— Record extracts —
_ _ _ _ _
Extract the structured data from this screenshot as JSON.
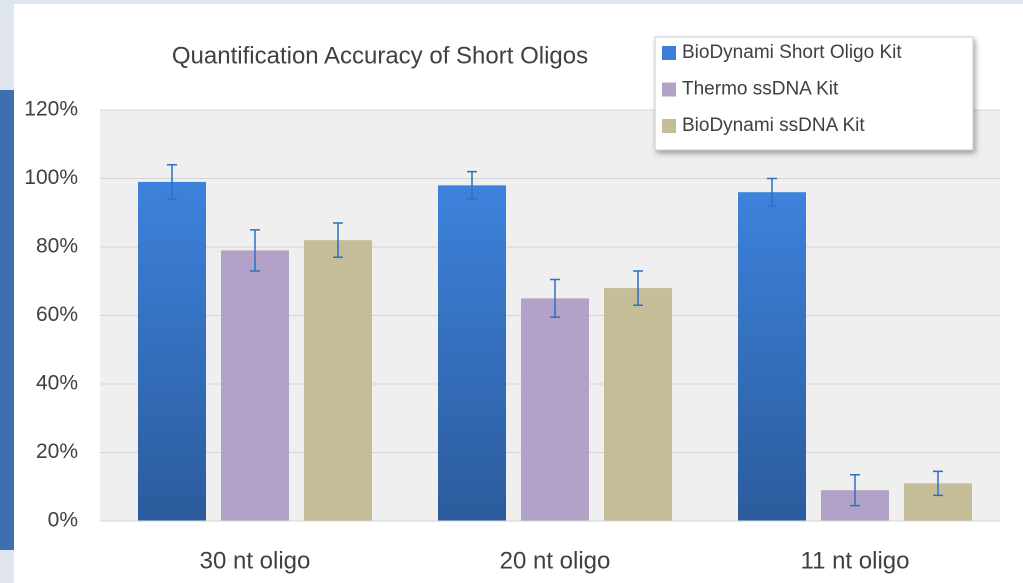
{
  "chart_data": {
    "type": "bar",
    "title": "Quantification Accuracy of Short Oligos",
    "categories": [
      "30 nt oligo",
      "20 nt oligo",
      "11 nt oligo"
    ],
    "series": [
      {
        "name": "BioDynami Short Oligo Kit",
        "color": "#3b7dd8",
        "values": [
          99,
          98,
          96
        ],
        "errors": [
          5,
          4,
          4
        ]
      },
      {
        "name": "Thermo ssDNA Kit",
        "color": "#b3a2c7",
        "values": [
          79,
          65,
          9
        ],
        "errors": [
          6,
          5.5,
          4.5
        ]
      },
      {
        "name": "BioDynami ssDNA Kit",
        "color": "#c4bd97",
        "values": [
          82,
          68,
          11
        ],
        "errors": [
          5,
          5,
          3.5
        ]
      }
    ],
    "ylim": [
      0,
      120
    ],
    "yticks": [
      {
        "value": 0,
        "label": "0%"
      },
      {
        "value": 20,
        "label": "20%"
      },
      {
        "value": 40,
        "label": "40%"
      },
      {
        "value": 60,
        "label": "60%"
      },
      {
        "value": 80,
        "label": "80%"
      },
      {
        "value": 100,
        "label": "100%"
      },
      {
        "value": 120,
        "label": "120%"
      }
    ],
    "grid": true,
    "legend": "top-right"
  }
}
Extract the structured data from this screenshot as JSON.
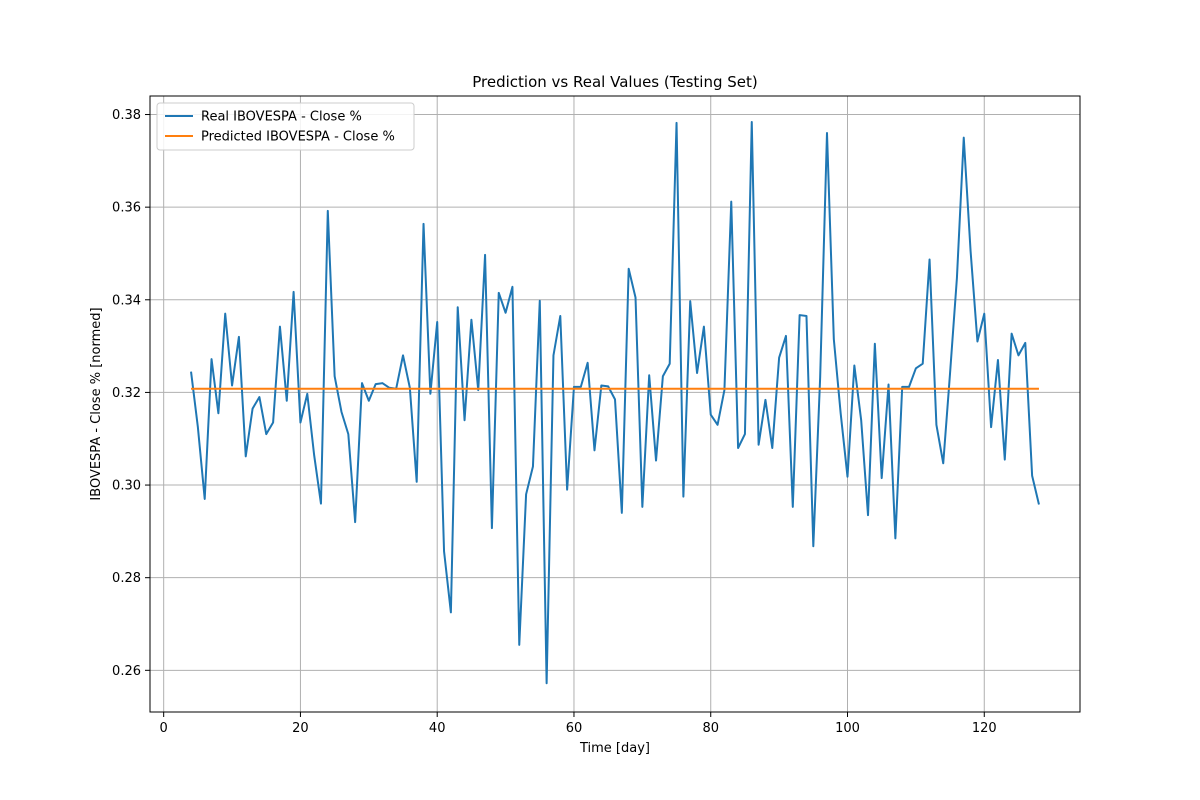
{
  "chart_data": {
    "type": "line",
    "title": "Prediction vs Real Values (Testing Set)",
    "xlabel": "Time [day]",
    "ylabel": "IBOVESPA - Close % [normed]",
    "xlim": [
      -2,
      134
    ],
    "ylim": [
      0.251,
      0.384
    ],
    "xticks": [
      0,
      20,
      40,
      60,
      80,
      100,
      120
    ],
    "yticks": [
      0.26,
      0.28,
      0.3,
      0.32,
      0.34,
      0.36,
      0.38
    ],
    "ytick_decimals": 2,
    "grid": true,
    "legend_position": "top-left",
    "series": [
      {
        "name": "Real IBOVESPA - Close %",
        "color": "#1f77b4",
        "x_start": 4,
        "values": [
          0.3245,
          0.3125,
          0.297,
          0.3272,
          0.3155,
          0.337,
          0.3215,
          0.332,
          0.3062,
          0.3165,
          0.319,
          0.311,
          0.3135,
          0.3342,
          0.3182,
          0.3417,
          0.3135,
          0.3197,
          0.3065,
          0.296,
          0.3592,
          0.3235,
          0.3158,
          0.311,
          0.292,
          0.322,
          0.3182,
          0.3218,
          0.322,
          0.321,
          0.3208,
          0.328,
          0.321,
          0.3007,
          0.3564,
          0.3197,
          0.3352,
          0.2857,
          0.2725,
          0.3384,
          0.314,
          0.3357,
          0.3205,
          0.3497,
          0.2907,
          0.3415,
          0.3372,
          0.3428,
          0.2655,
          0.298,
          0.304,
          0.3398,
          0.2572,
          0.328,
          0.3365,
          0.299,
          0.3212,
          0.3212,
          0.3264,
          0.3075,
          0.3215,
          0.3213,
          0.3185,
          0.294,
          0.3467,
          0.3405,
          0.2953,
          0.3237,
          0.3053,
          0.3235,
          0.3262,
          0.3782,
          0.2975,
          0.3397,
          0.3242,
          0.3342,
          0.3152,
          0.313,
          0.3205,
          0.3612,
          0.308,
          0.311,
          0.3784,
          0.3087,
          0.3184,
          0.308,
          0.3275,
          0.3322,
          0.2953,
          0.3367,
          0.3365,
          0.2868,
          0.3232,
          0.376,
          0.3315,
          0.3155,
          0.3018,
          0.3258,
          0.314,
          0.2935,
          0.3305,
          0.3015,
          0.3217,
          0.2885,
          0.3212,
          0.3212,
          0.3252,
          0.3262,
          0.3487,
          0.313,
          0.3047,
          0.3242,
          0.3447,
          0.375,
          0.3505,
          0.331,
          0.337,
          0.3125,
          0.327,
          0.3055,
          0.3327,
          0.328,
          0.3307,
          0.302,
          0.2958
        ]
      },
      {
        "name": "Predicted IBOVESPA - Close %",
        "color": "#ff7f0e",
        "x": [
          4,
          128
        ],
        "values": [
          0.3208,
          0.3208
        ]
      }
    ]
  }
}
_ _ _ _ _
— Work to do —
Copy the records above exactly, leaving out every picture.

— Correct output —
Extract the structured data from this screenshot as JSON.
{
  "chart_data": {
    "type": "bar",
    "title": "Quantification Accuracy of Short Oligos",
    "categories": [
      "30 nt oligo",
      "20 nt oligo",
      "11 nt oligo"
    ],
    "series": [
      {
        "name": "BioDynami Short Oligo Kit",
        "color": "#3b7dd8",
        "values": [
          99,
          98,
          96
        ],
        "errors": [
          5,
          4,
          4
        ]
      },
      {
        "name": "Thermo ssDNA Kit",
        "color": "#b3a2c7",
        "values": [
          79,
          65,
          9
        ],
        "errors": [
          6,
          5.5,
          4.5
        ]
      },
      {
        "name": "BioDynami ssDNA Kit",
        "color": "#c4bd97",
        "values": [
          82,
          68,
          11
        ],
        "errors": [
          5,
          5,
          3.5
        ]
      }
    ],
    "ylim": [
      0,
      120
    ],
    "yticks": [
      {
        "value": 0,
        "label": "0%"
      },
      {
        "value": 20,
        "label": "20%"
      },
      {
        "value": 40,
        "label": "40%"
      },
      {
        "value": 60,
        "label": "60%"
      },
      {
        "value": 80,
        "label": "80%"
      },
      {
        "value": 100,
        "label": "100%"
      },
      {
        "value": 120,
        "label": "120%"
      }
    ],
    "grid": true,
    "legend": "top-right"
  }
}
Extract the structured data from this screenshot as JSON.
{
  "chart_data": {
    "type": "line",
    "title": "Prediction vs Real Values (Testing Set)",
    "xlabel": "Time [day]",
    "ylabel": "IBOVESPA - Close % [normed]",
    "xlim": [
      -2,
      134
    ],
    "ylim": [
      0.251,
      0.384
    ],
    "xticks": [
      0,
      20,
      40,
      60,
      80,
      100,
      120
    ],
    "yticks": [
      0.26,
      0.28,
      0.3,
      0.32,
      0.34,
      0.36,
      0.38
    ],
    "ytick_decimals": 2,
    "grid": true,
    "legend_position": "top-left",
    "series": [
      {
        "name": "Real IBOVESPA - Close %",
        "color": "#1f77b4",
        "x_start": 4,
        "values": [
          0.3245,
          0.3125,
          0.297,
          0.3272,
          0.3155,
          0.337,
          0.3215,
          0.332,
          0.3062,
          0.3165,
          0.319,
          0.311,
          0.3135,
          0.3342,
          0.3182,
          0.3417,
          0.3135,
          0.3197,
          0.3065,
          0.296,
          0.3592,
          0.3235,
          0.3158,
          0.311,
          0.292,
          0.322,
          0.3182,
          0.3218,
          0.322,
          0.321,
          0.3208,
          0.328,
          0.321,
          0.3007,
          0.3564,
          0.3197,
          0.3352,
          0.2857,
          0.2725,
          0.3384,
          0.314,
          0.3357,
          0.3205,
          0.3497,
          0.2907,
          0.3415,
          0.3372,
          0.3428,
          0.2655,
          0.298,
          0.304,
          0.3398,
          0.2572,
          0.328,
          0.3365,
          0.299,
          0.3212,
          0.3212,
          0.3264,
          0.3075,
          0.3215,
          0.3213,
          0.3185,
          0.294,
          0.3467,
          0.3405,
          0.2953,
          0.3237,
          0.3053,
          0.3235,
          0.3262,
          0.3782,
          0.2975,
          0.3397,
          0.3242,
          0.3342,
          0.3152,
          0.313,
          0.3205,
          0.3612,
          0.308,
          0.311,
          0.3784,
          0.3087,
          0.3184,
          0.308,
          0.3275,
          0.3322,
          0.2953,
          0.3367,
          0.3365,
          0.2868,
          0.3232,
          0.376,
          0.3315,
          0.3155,
          0.3018,
          0.3258,
          0.314,
          0.2935,
          0.3305,
          0.3015,
          0.3217,
          0.2885,
          0.3212,
          0.3212,
          0.3252,
          0.3262,
          0.3487,
          0.313,
          0.3047,
          0.3242,
          0.3447,
          0.375,
          0.3505,
          0.331,
          0.337,
          0.3125,
          0.327,
          0.3055,
          0.3327,
          0.328,
          0.3307,
          0.302,
          0.2958
        ]
      },
      {
        "name": "Predicted IBOVESPA - Close %",
        "color": "#ff7f0e",
        "x": [
          4,
          128
        ],
        "values": [
          0.3208,
          0.3208
        ]
      }
    ]
  }
}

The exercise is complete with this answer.